**REQUIREMENTS**
Produce a word-for-word copy of the listing below without its pictures.

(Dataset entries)
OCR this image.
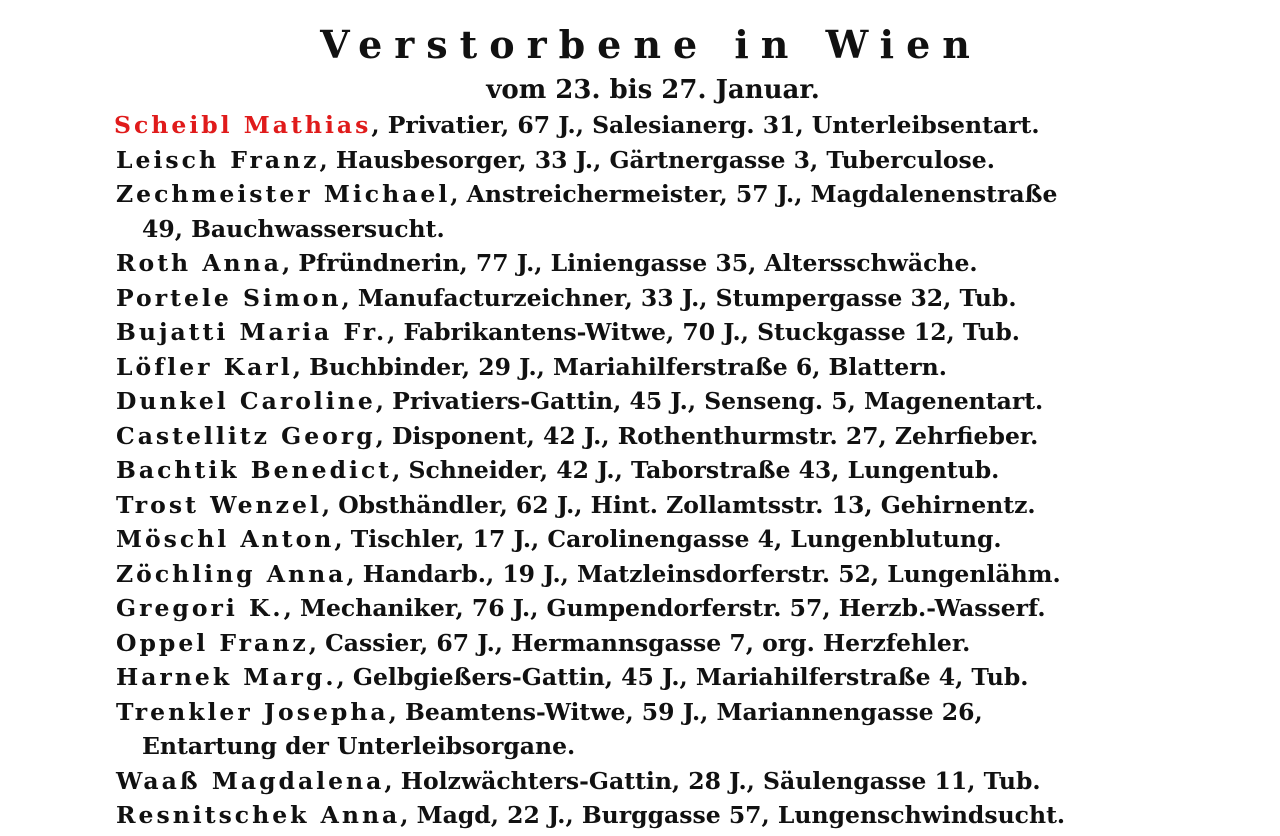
Verstorbene in Wien
vom 23. bis 27. Januar.
Scheibl Mathias, Privatier, 67 J., Salesianerg. 31, Unterleibsentart.
Leisch Franz, Hausbesorger, 33 J., Gärtnergasse 3, Tuberculose.
Zechmeister Michael, Anstreichermeister, 57 J., Magdalenenstraße
49, Bauchwassersucht.
Roth Anna, Pfründnerin, 77 J., Liniengasse 35, Altersschwäche.
Portele Simon, Manufacturzeichner, 33 J., Stumpergasse 32, Tub.
Bujatti Maria Fr., Fabrikantens-Witwe, 70 J., Stuckgasse 12, Tub.
Löfler Karl, Buchbinder, 29 J., Mariahilferstraße 6, Blattern.
Dunkel Caroline, Privatiers-Gattin, 45 J., Senseng. 5, Magenentart.
Castellitz Georg, Disponent, 42 J., Rothenthurmstr. 27, Zehrfieber.
Bachtik Benedict, Schneider, 42 J., Taborstraße 43, Lungentub.
Trost Wenzel, Obsthändler, 62 J., Hint. Zollamtsstr. 13, Gehirnentz.
Möschl Anton, Tischler, 17 J., Carolinengasse 4, Lungenblutung.
Zöchling Anna, Handarb., 19 J., Matzleinsdorferstr. 52, Lungenlähm.
Gregori K., Mechaniker, 76 J., Gumpendorferstr. 57, Herzb.-Wasserf.
Oppel Franz, Cassier, 67 J., Hermannsgasse 7, org. Herzfehler.
Harnek Marg., Gelbgießers-Gattin, 45 J., Mariahilferstraße 4, Tub.
Trenkler Josepha, Beamtens-Witwe, 59 J., Mariannengasse 26,
Entartung der Unterleibsorgane.
Waaß Magdalena, Holzwächters-Gattin, 28 J., Säulengasse 11, Tub.
Resnitschek Anna, Magd, 22 J., Burggasse 57, Lungenschwindsucht.
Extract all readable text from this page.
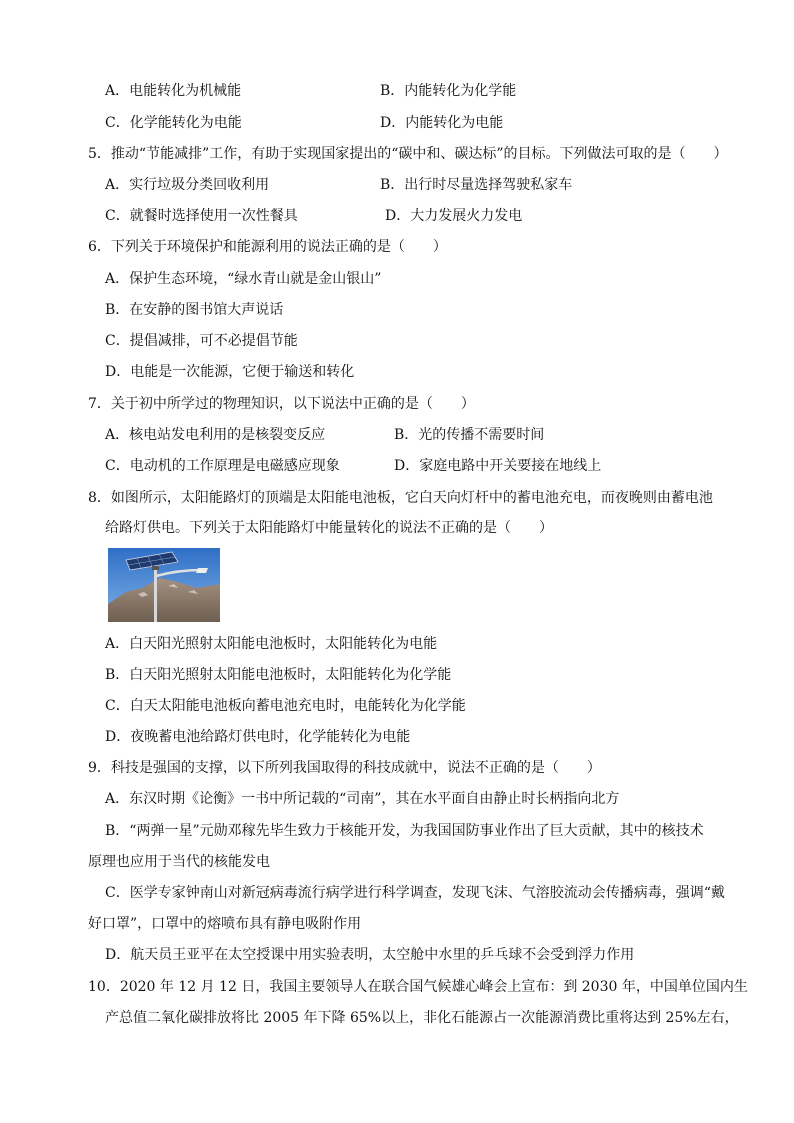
A．电能转化为机械能	B．内能转化为化学能
C．化学能转化为电能	D．内能转化为电能
5．推动“节能减排”工作，有助于实现国家提出的“碳中和、碳达标”的目标。下列做法可取的是（　　）
A．实行垃圾分类回收利用	B．出行时尽量选择驾驶私家车
C．就餐时选择使用一次性餐具	D．大力发展火力发电
6．下列关于环境保护和能源利用的说法正确的是（　　）
A．保护生态环境，“绿水青山就是金山银山”
B．在安静的图书馆大声说话
C．提倡减排，可不必提倡节能
D．电能是一次能源，它便于输送和转化
7．关于初中所学过的物理知识，以下说法中正确的是（　　）
A．核电站发电利用的是核裂变反应	B．光的传播不需要时间
C．电动机的工作原理是电磁感应现象	D．家庭电路中开关要接在地线上
8．如图所示，太阳能路灯的顶端是太阳能电池板，它白天向灯杆中的蓄电池充电，而夜晚则由蓄电池
给路灯供电。下列关于太阳能路灯中能量转化的说法不正确的是（　　）
A．白天阳光照射太阳能电池板时，太阳能转化为电能
B．白天阳光照射太阳能电池板时，太阳能转化为化学能
C．白天太阳能电池板向蓄电池充电时，电能转化为化学能
D．夜晚蓄电池给路灯供电时，化学能转化为电能
9．科技是强国的支撑，以下所列我国取得的科技成就中，说法不正确的是（　　）
A．东汉时期《论衡》一书中所记载的“司南”，其在水平面自由静止时长柄指向北方
B．“两弹一星”元勋邓稼先毕生致力于核能开发，为我国国防事业作出了巨大贡献，其中的核技术
原理也应用于当代的核能发电
C．医学专家钟南山对新冠病毒流行病学进行科学调查，发现飞沫、气溶胶流动会传播病毒，强调“戴
好口罩”，口罩中的熔喷布具有静电吸附作用
D．航天员王亚平在太空授课中用实验表明，太空舱中水里的乒乓球不会受到浮力作用
10．2020 年 12 月 12 日，我国主要领导人在联合国气候雄心峰会上宣布：到 2030 年，中国单位国内生
产总值二氧化碳排放将比 2005 年下降 65%以上，非化石能源占一次能源消费比重将达到 25%左右，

**SOLUTION FOR THIS TASK**
OCR this image.
Verstorbene in Wien
vom 23. bis 27. Januar.
Scheibl Mathias, Privatier, 67 J., Salesianerg. 31, Unterleibsentart.
Leisch Franz, Hausbesorger, 33 J., Gärtnergasse 3, Tuberculose.
Zechmeister Michael, Anstreichermeister, 57 J., Magdalenenstraße
49, Bauchwassersucht.
Roth Anna, Pfründnerin, 77 J., Liniengasse 35, Altersschwäche.
Portele Simon, Manufacturzeichner, 33 J., Stumpergasse 32, Tub.
Bujatti Maria Fr., Fabrikantens-Witwe, 70 J., Stuckgasse 12, Tub.
Löfler Karl, Buchbinder, 29 J., Mariahilferstraße 6, Blattern.
Dunkel Caroline, Privatiers-Gattin, 45 J., Senseng. 5, Magenentart.
Castellitz Georg, Disponent, 42 J., Rothenthurmstr. 27, Zehrfieber.
Bachtik Benedict, Schneider, 42 J., Taborstraße 43, Lungentub.
Trost Wenzel, Obsthändler, 62 J., Hint. Zollamtsstr. 13, Gehirnentz.
Möschl Anton, Tischler, 17 J., Carolinengasse 4, Lungenblutung.
Zöchling Anna, Handarb., 19 J., Matzleinsdorferstr. 52, Lungenlähm.
Gregori K., Mechaniker, 76 J., Gumpendorferstr. 57, Herzb.-Wasserf.
Oppel Franz, Cassier, 67 J., Hermannsgasse 7, org. Herzfehler.
Harnek Marg., Gelbgießers-Gattin, 45 J., Mariahilferstraße 4, Tub.
Trenkler Josepha, Beamtens-Witwe, 59 J., Mariannengasse 26,
Entartung der Unterleibsorgane.
Waaß Magdalena, Holzwächters-Gattin, 28 J., Säulengasse 11, Tub.
Resnitschek Anna, Magd, 22 J., Burggasse 57, Lungenschwindsucht.
Extract all readable text from this page.
A．电能转化为机械能	B．内能转化为化学能
C．化学能转化为电能	D．内能转化为电能
5．推动“节能减排”工作，有助于实现国家提出的“碳中和、碳达标”的目标。下列做法可取的是（　　）
A．实行垃圾分类回收利用	B．出行时尽量选择驾驶私家车
C．就餐时选择使用一次性餐具	D．大力发展火力发电
6．下列关于环境保护和能源利用的说法正确的是（　　）
A．保护生态环境，“绿水青山就是金山银山”
B．在安静的图书馆大声说话
C．提倡减排，可不必提倡节能
D．电能是一次能源，它便于输送和转化
7．关于初中所学过的物理知识，以下说法中正确的是（　　）
A．核电站发电利用的是核裂变反应	B．光的传播不需要时间
C．电动机的工作原理是电磁感应现象	D．家庭电路中开关要接在地线上
8．如图所示，太阳能路灯的顶端是太阳能电池板，它白天向灯杆中的蓄电池充电，而夜晚则由蓄电池
给路灯供电。下列关于太阳能路灯中能量转化的说法不正确的是（　　）
A．白天阳光照射太阳能电池板时，太阳能转化为电能
B．白天阳光照射太阳能电池板时，太阳能转化为化学能
C．白天太阳能电池板向蓄电池充电时，电能转化为化学能
D．夜晚蓄电池给路灯供电时，化学能转化为电能
9．科技是强国的支撑，以下所列我国取得的科技成就中，说法不正确的是（　　）
A．东汉时期《论衡》一书中所记载的“司南”，其在水平面自由静止时长柄指向北方
B．“两弹一星”元勋邓稼先毕生致力于核能开发，为我国国防事业作出了巨大贡献，其中的核技术
原理也应用于当代的核能发电
C．医学专家钟南山对新冠病毒流行病学进行科学调查，发现飞沫、气溶胶流动会传播病毒，强调“戴
好口罩”，口罩中的熔喷布具有静电吸附作用
D．航天员王亚平在太空授课中用实验表明，太空舱中水里的乒乓球不会受到浮力作用
10．2020 年 12 月 12 日，我国主要领导人在联合国气候雄心峰会上宣布：到 2030 年，中国单位国内生
产总值二氧化碳排放将比 2005 年下降 65%以上，非化石能源占一次能源消费比重将达到 25%左右，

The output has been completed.